A run of records
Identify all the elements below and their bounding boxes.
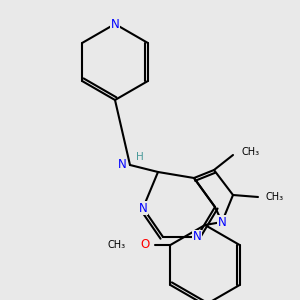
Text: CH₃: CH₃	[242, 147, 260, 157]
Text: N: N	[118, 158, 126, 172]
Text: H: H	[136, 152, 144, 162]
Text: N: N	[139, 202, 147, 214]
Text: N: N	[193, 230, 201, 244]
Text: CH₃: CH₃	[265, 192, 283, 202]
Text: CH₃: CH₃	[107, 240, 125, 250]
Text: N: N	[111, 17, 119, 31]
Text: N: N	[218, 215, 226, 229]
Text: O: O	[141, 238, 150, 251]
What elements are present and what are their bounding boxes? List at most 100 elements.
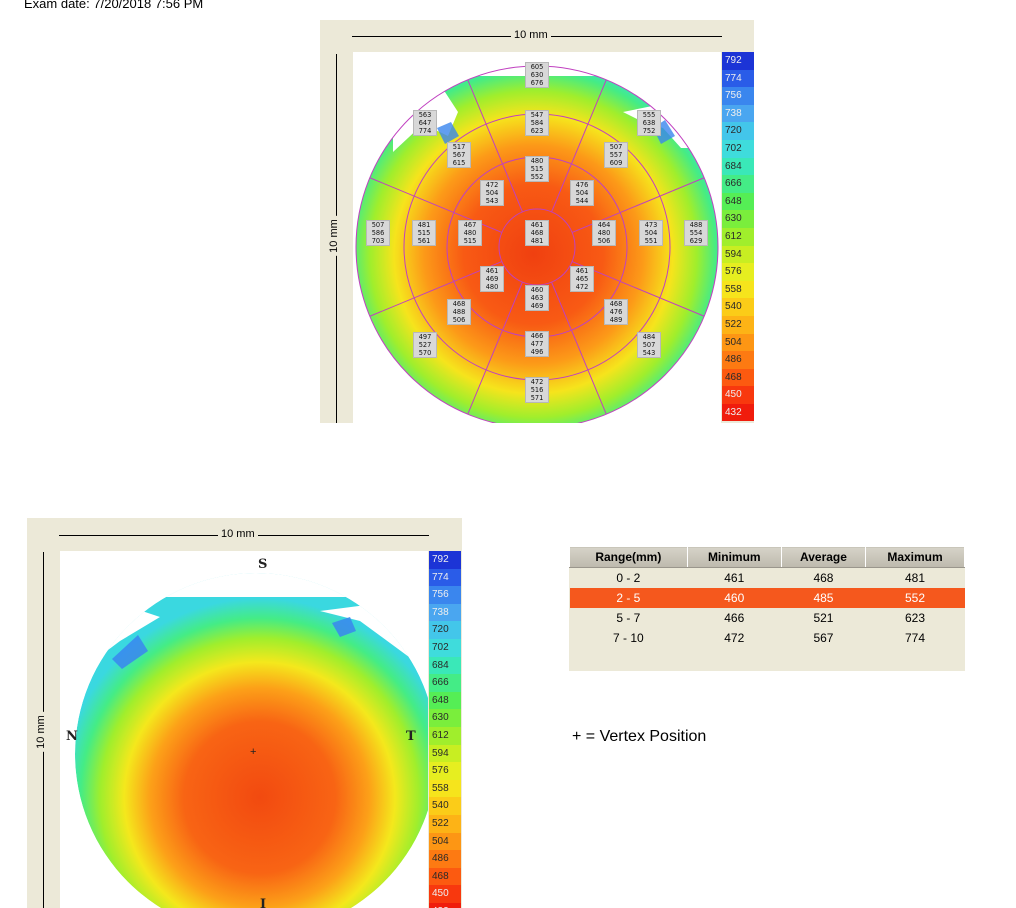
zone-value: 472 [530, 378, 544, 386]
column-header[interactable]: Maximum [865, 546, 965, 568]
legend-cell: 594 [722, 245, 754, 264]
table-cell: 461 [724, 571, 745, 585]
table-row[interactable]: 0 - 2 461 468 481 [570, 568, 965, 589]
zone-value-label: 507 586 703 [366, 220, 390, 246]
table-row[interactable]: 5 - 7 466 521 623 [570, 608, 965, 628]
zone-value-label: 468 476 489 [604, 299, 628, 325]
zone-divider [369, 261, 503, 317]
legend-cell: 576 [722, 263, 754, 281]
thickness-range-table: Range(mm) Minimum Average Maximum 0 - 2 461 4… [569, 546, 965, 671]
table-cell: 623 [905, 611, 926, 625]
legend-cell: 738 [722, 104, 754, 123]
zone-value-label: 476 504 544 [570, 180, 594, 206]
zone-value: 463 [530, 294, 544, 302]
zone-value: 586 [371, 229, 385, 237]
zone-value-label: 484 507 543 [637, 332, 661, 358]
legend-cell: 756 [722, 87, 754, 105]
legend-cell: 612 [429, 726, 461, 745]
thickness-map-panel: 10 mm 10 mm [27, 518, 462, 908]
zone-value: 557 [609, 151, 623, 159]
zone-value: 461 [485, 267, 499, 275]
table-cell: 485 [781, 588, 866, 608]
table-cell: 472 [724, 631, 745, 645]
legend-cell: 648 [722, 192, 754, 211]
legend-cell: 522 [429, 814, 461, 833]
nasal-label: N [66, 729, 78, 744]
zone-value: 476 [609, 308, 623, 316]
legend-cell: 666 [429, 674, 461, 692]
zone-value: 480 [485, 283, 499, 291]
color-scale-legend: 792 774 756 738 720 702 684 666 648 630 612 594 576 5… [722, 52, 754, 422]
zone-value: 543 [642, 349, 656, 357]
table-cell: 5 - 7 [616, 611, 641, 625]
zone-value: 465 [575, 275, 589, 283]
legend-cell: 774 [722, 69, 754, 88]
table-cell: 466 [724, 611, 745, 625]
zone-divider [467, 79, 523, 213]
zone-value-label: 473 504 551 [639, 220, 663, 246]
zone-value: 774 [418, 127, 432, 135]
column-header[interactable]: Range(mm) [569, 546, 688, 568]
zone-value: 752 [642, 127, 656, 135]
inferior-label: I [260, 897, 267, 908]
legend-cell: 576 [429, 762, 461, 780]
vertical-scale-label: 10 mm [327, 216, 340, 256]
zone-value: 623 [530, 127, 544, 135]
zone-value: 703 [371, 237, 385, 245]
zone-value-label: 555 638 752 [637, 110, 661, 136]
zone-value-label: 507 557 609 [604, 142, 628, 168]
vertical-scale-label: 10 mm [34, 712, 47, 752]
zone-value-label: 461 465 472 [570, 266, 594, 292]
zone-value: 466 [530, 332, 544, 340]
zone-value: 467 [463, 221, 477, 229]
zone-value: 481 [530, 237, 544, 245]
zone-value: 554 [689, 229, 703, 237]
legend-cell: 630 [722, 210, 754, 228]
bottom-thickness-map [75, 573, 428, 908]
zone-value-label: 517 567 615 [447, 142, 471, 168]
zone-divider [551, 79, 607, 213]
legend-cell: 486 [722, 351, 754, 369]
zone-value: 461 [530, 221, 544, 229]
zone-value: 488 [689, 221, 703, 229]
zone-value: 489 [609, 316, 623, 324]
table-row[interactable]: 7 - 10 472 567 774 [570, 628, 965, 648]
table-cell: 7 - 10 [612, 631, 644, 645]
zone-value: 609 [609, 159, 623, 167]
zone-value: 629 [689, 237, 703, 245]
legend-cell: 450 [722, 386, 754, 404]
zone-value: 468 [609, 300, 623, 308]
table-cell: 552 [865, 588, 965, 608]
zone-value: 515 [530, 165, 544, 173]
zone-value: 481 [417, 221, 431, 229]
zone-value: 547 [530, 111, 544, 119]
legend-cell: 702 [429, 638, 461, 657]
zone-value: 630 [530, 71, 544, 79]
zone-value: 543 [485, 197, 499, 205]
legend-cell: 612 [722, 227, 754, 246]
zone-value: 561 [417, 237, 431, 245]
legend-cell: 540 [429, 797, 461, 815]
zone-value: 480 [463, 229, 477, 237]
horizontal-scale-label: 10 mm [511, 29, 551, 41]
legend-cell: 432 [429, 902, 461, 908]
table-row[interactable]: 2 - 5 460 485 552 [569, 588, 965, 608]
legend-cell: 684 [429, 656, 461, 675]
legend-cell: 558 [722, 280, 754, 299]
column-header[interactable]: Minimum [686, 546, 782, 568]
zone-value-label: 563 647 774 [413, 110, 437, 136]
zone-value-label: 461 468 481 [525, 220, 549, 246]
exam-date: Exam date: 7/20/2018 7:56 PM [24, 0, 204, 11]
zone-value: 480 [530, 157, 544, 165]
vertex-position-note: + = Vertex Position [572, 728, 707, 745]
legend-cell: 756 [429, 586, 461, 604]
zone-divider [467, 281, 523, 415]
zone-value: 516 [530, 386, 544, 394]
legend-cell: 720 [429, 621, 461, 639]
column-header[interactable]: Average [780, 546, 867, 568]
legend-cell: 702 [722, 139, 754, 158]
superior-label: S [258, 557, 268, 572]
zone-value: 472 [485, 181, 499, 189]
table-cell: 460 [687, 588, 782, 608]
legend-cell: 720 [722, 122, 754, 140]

▸ EXERCISE TASK:
Copy out every one of the lines above without changing anything, and leave the pictures out.

▸ ANSWER IN FULL:
Identify all the elements below and their bounding boxes.
Text: CH₃: CH₃	[242, 147, 260, 157]
Text: N: N	[118, 158, 126, 172]
Text: H: H	[136, 152, 144, 162]
Text: N: N	[139, 202, 147, 214]
Text: N: N	[193, 230, 201, 244]
Text: CH₃: CH₃	[265, 192, 283, 202]
Text: CH₃: CH₃	[107, 240, 125, 250]
Text: N: N	[111, 17, 119, 31]
Text: N: N	[218, 215, 226, 229]
Text: O: O	[141, 238, 150, 251]
What elements are present and what are their bounding boxes? List at most 100 elements.
zone-value: 472 [530, 378, 544, 386]
column-header[interactable]: Maximum [865, 546, 965, 568]
legend-cell: 594 [722, 245, 754, 264]
table-cell: 461 [724, 571, 745, 585]
table-row[interactable]: 0 - 2 461 468 481 [570, 568, 965, 589]
zone-value-label: 507 586 703 [366, 220, 390, 246]
table-row[interactable]: 5 - 7 466 521 623 [570, 608, 965, 628]
zone-value-label: 468 476 489 [604, 299, 628, 325]
zone-divider [369, 261, 503, 317]
legend-cell: 576 [722, 263, 754, 281]
thickness-range-table: Range(mm) Minimum Average Maximum 0 - 2 461 4… [569, 546, 965, 671]
table-cell: 623 [905, 611, 926, 625]
legend-cell: 738 [722, 104, 754, 123]
zone-value-label: 476 504 544 [570, 180, 594, 206]
zone-value: 463 [530, 294, 544, 302]
zone-value: 586 [371, 229, 385, 237]
zone-value-label: 484 507 543 [637, 332, 661, 358]
legend-cell: 756 [722, 87, 754, 105]
legend-cell: 612 [429, 726, 461, 745]
thickness-map-panel: 10 mm 10 mm [27, 518, 462, 908]
zone-value: 557 [609, 151, 623, 159]
zone-value: 461 [485, 267, 499, 275]
table-cell: 485 [781, 588, 866, 608]
table-cell: 472 [724, 631, 745, 645]
legend-cell: 648 [722, 192, 754, 211]
legend-cell: 522 [429, 814, 461, 833]
nasal-label: N [66, 729, 78, 744]
zone-value: 476 [609, 308, 623, 316]
legend-cell: 666 [429, 674, 461, 692]
zone-value: 480 [485, 283, 499, 291]
color-scale-legend: 792 774 756 738 720 702 684 666 648 630 612 594 576 5… [722, 52, 754, 422]
zone-value: 543 [642, 349, 656, 357]
table-cell: 5 - 7 [616, 611, 641, 625]
zone-value: 465 [575, 275, 589, 283]
legend-cell: 774 [722, 69, 754, 88]
table-cell: 466 [724, 611, 745, 625]
zone-divider [467, 79, 523, 213]
zone-value-label: 473 504 551 [639, 220, 663, 246]
zone-value: 774 [418, 127, 432, 135]
column-header[interactable]: Range(mm) [569, 546, 688, 568]
zone-value: 752 [642, 127, 656, 135]
inferior-label: I [260, 897, 267, 908]
legend-cell: 576 [429, 762, 461, 780]
vertical-scale-label: 10 mm [327, 216, 340, 256]
zone-value: 623 [530, 127, 544, 135]
zone-value: 703 [371, 237, 385, 245]
zone-value-label: 555 638 752 [637, 110, 661, 136]
zone-value-label: 507 557 609 [604, 142, 628, 168]
vertical-scale-label: 10 mm [34, 712, 47, 752]
zone-value-label: 461 465 472 [570, 266, 594, 292]
zone-value: 466 [530, 332, 544, 340]
zone-value: 467 [463, 221, 477, 229]
zone-value: 481 [530, 237, 544, 245]
zone-value: 554 [689, 229, 703, 237]
legend-cell: 630 [722, 210, 754, 228]
bottom-thickness-map [75, 573, 428, 908]
zone-value-label: 517 567 615 [447, 142, 471, 168]
zone-divider [551, 79, 607, 213]
legend-cell: 486 [722, 351, 754, 369]
zone-value: 461 [530, 221, 544, 229]
zone-value: 488 [689, 221, 703, 229]
zone-value: 489 [609, 316, 623, 324]
table-row[interactable]: 7 - 10 472 567 774 [570, 628, 965, 648]
table-cell: 7 - 10 [612, 631, 644, 645]
zone-value: 609 [609, 159, 623, 167]
zone-value: 629 [689, 237, 703, 245]
legend-cell: 450 [722, 386, 754, 404]
zone-value: 468 [609, 300, 623, 308]
table-cell: 552 [865, 588, 965, 608]
zone-value: 515 [530, 165, 544, 173]
zone-value: 481 [417, 221, 431, 229]
zone-value: 547 [530, 111, 544, 119]
legend-cell: 702 [429, 638, 461, 657]
zone-value: 630 [530, 71, 544, 79]
zone-value: 543 [485, 197, 499, 205]
legend-cell: 612 [722, 227, 754, 246]
zone-value: 561 [417, 237, 431, 245]
legend-cell: 540 [429, 797, 461, 815]
zone-value: 480 [463, 229, 477, 237]
horizontal-scale-label: 10 mm [511, 29, 551, 41]
legend-cell: 432 [429, 902, 461, 908]
table-row[interactable]: 2 - 5 460 485 552 [569, 588, 965, 608]
legend-cell: 684 [429, 656, 461, 675]
legend-cell: 558 [722, 280, 754, 299]
column-header[interactable]: Minimum [686, 546, 782, 568]
zone-value-label: 563 647 774 [413, 110, 437, 136]
zone-value-label: 461 468 481 [525, 220, 549, 246]
exam-date: Exam date: 7/20/2018 7:56 PM [24, 0, 204, 11]
zone-value: 480 [530, 157, 544, 165]
vertex-position-note: + = Vertex Position [572, 728, 707, 745]
legend-cell: 756 [429, 586, 461, 604]
zone-divider [467, 281, 523, 415]
zone-value: 516 [530, 386, 544, 394]
legend-cell: 720 [429, 621, 461, 639]
column-header[interactable]: Average [780, 546, 867, 568]
legend-cell: 702 [722, 139, 754, 158]
superior-label: S [258, 557, 268, 572]
zone-value: 472 [485, 181, 499, 189]
table-cell: 460 [687, 588, 782, 608]
legend-cell: 720 [722, 122, 754, 140]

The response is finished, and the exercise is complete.